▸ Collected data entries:
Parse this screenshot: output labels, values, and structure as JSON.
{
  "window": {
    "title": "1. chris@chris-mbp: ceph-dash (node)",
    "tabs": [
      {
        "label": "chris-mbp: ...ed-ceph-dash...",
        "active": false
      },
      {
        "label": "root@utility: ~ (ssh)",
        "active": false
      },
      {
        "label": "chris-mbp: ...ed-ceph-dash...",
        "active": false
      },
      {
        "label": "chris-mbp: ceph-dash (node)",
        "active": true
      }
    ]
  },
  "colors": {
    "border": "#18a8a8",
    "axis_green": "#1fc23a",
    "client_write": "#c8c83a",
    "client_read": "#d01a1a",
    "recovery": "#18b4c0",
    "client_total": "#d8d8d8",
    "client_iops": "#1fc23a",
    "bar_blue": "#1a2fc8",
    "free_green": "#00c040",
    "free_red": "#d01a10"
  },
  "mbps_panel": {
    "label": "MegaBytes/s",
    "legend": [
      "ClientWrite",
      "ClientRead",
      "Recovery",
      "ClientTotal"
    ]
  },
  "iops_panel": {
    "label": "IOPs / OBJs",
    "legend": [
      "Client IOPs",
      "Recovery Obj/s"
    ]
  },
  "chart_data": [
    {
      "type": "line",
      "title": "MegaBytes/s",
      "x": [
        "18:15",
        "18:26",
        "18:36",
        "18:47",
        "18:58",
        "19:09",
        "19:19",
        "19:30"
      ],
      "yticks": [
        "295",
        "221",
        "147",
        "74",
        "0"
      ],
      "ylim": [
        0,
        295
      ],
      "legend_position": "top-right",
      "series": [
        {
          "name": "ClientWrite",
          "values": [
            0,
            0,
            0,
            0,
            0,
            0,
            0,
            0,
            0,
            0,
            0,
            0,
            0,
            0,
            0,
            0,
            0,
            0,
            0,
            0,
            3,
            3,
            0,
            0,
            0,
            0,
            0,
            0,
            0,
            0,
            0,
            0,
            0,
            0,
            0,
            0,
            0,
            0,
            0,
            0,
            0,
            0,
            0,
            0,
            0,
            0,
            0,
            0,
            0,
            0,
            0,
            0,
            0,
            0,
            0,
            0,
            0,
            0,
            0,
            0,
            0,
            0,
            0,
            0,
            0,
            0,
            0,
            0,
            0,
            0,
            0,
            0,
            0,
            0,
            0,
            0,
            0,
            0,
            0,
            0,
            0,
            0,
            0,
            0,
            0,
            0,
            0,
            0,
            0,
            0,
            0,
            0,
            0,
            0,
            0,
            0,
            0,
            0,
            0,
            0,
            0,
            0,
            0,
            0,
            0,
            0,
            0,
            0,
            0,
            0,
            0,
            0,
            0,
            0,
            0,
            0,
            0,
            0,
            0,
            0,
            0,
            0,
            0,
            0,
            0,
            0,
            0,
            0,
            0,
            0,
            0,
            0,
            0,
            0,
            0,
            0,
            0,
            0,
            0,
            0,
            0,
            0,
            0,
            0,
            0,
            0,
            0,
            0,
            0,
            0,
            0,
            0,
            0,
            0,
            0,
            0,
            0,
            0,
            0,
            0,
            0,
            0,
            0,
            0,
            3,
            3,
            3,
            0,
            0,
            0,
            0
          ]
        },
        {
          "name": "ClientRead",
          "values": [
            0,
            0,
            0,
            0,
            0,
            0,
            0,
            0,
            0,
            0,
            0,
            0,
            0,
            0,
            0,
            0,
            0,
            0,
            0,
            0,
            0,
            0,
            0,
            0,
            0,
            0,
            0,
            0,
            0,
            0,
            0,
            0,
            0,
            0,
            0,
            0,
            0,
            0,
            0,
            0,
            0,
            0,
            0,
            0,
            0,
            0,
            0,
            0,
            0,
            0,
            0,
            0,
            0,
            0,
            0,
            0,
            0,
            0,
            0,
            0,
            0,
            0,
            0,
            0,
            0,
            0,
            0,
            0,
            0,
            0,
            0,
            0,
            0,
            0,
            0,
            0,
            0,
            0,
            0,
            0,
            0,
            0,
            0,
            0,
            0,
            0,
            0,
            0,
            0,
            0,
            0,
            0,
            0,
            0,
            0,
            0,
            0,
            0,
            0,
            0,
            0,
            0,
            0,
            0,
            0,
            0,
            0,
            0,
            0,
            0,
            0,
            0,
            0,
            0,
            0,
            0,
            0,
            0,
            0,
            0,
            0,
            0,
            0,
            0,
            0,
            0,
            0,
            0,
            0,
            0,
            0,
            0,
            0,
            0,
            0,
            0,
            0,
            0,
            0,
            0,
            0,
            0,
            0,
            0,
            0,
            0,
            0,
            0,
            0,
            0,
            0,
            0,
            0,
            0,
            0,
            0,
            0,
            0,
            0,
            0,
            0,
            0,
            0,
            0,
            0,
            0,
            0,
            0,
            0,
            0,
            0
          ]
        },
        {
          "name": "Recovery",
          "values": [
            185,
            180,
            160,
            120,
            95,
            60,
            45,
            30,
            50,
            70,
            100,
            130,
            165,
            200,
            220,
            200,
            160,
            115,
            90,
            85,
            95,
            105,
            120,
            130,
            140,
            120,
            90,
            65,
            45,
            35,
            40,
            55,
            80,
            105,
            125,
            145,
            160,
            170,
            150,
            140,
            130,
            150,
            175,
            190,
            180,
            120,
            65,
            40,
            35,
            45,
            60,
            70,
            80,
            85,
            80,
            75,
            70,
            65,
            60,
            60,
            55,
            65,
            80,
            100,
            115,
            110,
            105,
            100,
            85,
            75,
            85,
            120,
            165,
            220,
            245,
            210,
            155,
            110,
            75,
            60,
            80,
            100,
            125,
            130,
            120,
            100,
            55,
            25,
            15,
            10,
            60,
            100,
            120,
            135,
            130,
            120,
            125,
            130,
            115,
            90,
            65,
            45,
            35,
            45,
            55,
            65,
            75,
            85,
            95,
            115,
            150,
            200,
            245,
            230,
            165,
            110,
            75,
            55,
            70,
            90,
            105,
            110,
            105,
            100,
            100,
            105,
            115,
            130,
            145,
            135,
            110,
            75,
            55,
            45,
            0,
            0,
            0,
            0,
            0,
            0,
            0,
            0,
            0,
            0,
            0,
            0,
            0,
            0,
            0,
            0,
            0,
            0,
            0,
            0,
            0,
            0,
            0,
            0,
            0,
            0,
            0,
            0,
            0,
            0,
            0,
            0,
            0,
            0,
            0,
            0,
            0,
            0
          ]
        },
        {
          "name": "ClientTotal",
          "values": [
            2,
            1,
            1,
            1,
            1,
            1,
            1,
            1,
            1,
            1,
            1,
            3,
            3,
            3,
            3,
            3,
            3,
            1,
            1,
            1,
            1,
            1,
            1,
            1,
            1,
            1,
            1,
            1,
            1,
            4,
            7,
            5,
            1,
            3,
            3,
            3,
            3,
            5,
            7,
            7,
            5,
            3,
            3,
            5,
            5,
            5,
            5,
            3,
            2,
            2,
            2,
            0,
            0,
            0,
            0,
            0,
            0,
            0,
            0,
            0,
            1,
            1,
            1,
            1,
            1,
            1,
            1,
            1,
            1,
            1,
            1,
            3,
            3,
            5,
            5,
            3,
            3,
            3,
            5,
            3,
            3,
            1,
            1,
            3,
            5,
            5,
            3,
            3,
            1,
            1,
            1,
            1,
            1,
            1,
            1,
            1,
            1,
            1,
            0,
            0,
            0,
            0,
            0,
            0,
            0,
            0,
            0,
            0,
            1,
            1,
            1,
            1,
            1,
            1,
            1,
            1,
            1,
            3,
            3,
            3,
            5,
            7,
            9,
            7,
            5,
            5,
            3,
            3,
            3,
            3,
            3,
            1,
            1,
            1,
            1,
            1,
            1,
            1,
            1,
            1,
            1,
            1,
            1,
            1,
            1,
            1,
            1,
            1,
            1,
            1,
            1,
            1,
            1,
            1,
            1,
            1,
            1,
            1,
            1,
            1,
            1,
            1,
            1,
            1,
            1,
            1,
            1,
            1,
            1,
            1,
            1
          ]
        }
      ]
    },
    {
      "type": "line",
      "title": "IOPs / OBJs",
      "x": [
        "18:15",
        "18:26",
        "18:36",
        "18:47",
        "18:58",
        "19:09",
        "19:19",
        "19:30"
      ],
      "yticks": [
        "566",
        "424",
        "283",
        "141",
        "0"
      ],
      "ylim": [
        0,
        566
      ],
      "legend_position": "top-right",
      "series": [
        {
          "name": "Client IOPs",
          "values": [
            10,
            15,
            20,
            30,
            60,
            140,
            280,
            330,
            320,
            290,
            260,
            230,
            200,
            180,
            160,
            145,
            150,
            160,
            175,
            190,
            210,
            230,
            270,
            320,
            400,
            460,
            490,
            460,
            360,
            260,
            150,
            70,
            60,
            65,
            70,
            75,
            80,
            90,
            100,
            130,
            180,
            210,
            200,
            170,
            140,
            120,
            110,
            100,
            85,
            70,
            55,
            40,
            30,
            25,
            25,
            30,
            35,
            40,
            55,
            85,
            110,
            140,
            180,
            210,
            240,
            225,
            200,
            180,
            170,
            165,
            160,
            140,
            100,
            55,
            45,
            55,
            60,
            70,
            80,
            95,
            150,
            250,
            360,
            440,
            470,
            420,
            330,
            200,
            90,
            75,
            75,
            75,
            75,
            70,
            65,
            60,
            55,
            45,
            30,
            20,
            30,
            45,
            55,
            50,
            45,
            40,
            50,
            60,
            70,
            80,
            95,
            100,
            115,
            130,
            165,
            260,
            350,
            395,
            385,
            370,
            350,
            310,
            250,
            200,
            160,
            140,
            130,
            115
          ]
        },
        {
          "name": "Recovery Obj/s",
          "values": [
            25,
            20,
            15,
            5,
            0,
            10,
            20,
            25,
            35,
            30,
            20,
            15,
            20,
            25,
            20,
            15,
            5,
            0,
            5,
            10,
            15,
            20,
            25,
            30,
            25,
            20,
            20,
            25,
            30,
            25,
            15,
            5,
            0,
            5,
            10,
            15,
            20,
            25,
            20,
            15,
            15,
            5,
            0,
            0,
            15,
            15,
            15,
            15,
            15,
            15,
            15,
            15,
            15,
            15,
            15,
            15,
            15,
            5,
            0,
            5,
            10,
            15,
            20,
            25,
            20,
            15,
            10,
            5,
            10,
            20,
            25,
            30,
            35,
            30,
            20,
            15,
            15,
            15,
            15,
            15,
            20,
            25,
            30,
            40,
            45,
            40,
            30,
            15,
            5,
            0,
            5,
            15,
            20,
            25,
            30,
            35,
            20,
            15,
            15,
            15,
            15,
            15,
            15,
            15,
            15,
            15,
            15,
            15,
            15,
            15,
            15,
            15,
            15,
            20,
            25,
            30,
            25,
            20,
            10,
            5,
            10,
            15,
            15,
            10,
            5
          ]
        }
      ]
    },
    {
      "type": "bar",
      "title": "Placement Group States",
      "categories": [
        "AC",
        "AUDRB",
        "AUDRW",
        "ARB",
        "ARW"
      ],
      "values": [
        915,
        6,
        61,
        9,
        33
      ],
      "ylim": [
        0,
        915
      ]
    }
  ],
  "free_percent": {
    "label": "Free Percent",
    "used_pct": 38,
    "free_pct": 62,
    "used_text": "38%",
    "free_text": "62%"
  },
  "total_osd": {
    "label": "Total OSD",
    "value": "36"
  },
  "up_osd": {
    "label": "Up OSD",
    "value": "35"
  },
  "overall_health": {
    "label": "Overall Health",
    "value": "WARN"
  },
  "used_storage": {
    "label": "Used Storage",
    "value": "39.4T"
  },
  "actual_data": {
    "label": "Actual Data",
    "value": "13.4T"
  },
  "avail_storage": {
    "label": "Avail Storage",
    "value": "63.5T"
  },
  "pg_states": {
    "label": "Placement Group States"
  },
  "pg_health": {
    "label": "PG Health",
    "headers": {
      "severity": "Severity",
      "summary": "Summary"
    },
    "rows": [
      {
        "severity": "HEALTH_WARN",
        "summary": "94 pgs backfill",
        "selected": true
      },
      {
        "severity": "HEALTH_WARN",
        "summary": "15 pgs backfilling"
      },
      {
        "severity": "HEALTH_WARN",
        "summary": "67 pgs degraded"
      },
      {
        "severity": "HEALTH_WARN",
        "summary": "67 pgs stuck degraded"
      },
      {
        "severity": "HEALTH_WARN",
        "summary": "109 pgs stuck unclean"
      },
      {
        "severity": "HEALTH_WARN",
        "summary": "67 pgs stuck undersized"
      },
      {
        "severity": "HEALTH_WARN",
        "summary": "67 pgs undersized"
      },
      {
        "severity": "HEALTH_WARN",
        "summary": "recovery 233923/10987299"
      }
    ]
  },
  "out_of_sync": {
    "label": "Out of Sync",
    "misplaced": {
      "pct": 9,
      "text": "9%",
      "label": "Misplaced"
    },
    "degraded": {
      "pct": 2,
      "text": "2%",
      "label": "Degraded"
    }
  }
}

▸ Exercise instructions: In the listing above, how many lines hold the word "MegaBytes"? Give the number and nothing more.

▸ Completed task: 2